Written problem — All of the material below is to be returned exactly.

Data records —
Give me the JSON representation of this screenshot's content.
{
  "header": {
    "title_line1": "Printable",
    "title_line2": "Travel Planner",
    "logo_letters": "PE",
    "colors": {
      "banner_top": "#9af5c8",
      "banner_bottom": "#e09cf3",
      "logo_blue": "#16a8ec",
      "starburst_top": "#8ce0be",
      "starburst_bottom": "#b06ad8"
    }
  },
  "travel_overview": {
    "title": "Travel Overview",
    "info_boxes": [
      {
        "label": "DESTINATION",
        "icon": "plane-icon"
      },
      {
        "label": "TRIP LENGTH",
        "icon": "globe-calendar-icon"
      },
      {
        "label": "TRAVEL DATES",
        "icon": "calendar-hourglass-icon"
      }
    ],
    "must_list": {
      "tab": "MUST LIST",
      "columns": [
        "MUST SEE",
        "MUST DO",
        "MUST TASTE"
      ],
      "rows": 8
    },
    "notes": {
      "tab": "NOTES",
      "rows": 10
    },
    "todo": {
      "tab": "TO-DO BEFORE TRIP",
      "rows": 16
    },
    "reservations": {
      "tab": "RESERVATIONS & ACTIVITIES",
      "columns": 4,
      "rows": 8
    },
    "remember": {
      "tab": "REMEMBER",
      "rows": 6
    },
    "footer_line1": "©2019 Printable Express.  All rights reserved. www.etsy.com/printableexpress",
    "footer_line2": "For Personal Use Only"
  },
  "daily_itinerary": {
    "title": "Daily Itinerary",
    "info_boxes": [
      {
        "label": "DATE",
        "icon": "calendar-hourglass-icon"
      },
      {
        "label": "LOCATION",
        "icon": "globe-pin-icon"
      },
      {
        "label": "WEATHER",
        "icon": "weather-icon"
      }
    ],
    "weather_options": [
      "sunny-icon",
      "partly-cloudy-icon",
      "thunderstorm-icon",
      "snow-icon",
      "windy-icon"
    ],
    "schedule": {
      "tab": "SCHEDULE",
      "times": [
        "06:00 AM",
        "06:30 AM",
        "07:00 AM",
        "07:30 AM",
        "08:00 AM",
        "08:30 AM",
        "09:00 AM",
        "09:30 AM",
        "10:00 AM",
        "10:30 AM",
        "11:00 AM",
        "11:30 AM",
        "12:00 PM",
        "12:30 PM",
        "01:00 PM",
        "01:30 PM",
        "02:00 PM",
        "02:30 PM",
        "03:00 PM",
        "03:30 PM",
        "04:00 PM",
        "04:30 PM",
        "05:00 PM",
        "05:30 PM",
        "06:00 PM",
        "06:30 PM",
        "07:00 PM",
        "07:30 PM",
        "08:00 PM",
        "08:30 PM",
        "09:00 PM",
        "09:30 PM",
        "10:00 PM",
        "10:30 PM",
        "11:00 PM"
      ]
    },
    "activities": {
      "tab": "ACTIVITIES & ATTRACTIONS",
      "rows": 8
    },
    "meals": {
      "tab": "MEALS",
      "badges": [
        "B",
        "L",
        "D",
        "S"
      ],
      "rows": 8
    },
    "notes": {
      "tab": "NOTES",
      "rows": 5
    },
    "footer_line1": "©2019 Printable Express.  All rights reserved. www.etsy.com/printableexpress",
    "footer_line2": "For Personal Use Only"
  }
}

Finished task —
Give me the JSON representation of this screenshot's content.
{
  "header": {
    "title_line1": "Printable",
    "title_line2": "Travel Planner",
    "logo_letters": "PE",
    "colors": {
      "banner_top": "#9af5c8",
      "banner_bottom": "#e09cf3",
      "logo_blue": "#16a8ec",
      "starburst_top": "#8ce0be",
      "starburst_bottom": "#b06ad8"
    }
  },
  "travel_overview": {
    "title": "Travel Overview",
    "info_boxes": [
      {
        "label": "DESTINATION",
        "icon": "plane-icon"
      },
      {
        "label": "TRIP LENGTH",
        "icon": "globe-calendar-icon"
      },
      {
        "label": "TRAVEL DATES",
        "icon": "calendar-hourglass-icon"
      }
    ],
    "must_list": {
      "tab": "MUST LIST",
      "columns": [
        "MUST SEE",
        "MUST DO",
        "MUST TASTE"
      ],
      "rows": 8
    },
    "notes": {
      "tab": "NOTES",
      "rows": 10
    },
    "todo": {
      "tab": "TO-DO BEFORE TRIP",
      "rows": 16
    },
    "reservations": {
      "tab": "RESERVATIONS & ACTIVITIES",
      "columns": 4,
      "rows": 8
    },
    "remember": {
      "tab": "REMEMBER",
      "rows": 6
    },
    "footer_line1": "©2019 Printable Express.  All rights reserved. www.etsy.com/printableexpress",
    "footer_line2": "For Personal Use Only"
  },
  "daily_itinerary": {
    "title": "Daily Itinerary",
    "info_boxes": [
      {
        "label": "DATE",
        "icon": "calendar-hourglass-icon"
      },
      {
        "label": "LOCATION",
        "icon": "globe-pin-icon"
      },
      {
        "label": "WEATHER",
        "icon": "weather-icon"
      }
    ],
    "weather_options": [
      "sunny-icon",
      "partly-cloudy-icon",
      "thunderstorm-icon",
      "snow-icon",
      "windy-icon"
    ],
    "schedule": {
      "tab": "SCHEDULE",
      "times": [
        "06:00 AM",
        "06:30 AM",
        "07:00 AM",
        "07:30 AM",
        "08:00 AM",
        "08:30 AM",
        "09:00 AM",
        "09:30 AM",
        "10:00 AM",
        "10:30 AM",
        "11:00 AM",
        "11:30 AM",
        "12:00 PM",
        "12:30 PM",
        "01:00 PM",
        "01:30 PM",
        "02:00 PM",
        "02:30 PM",
        "03:00 PM",
        "03:30 PM",
        "04:00 PM",
        "04:30 PM",
        "05:00 PM",
        "05:30 PM",
        "06:00 PM",
        "06:30 PM",
        "07:00 PM",
        "07:30 PM",
        "08:00 PM",
        "08:30 PM",
        "09:00 PM",
        "09:30 PM",
        "10:00 PM",
        "10:30 PM",
        "11:00 PM"
      ]
    },
    "activities": {
      "tab": "ACTIVITIES & ATTRACTIONS",
      "rows": 8
    },
    "meals": {
      "tab": "MEALS",
      "badges": [
        "B",
        "L",
        "D",
        "S"
      ],
      "rows": 8
    },
    "notes": {
      "tab": "NOTES",
      "rows": 5
    },
    "footer_line1": "©2019 Printable Express.  All rights reserved. www.etsy.com/printableexpress",
    "footer_line2": "For Personal Use Only"
  }
}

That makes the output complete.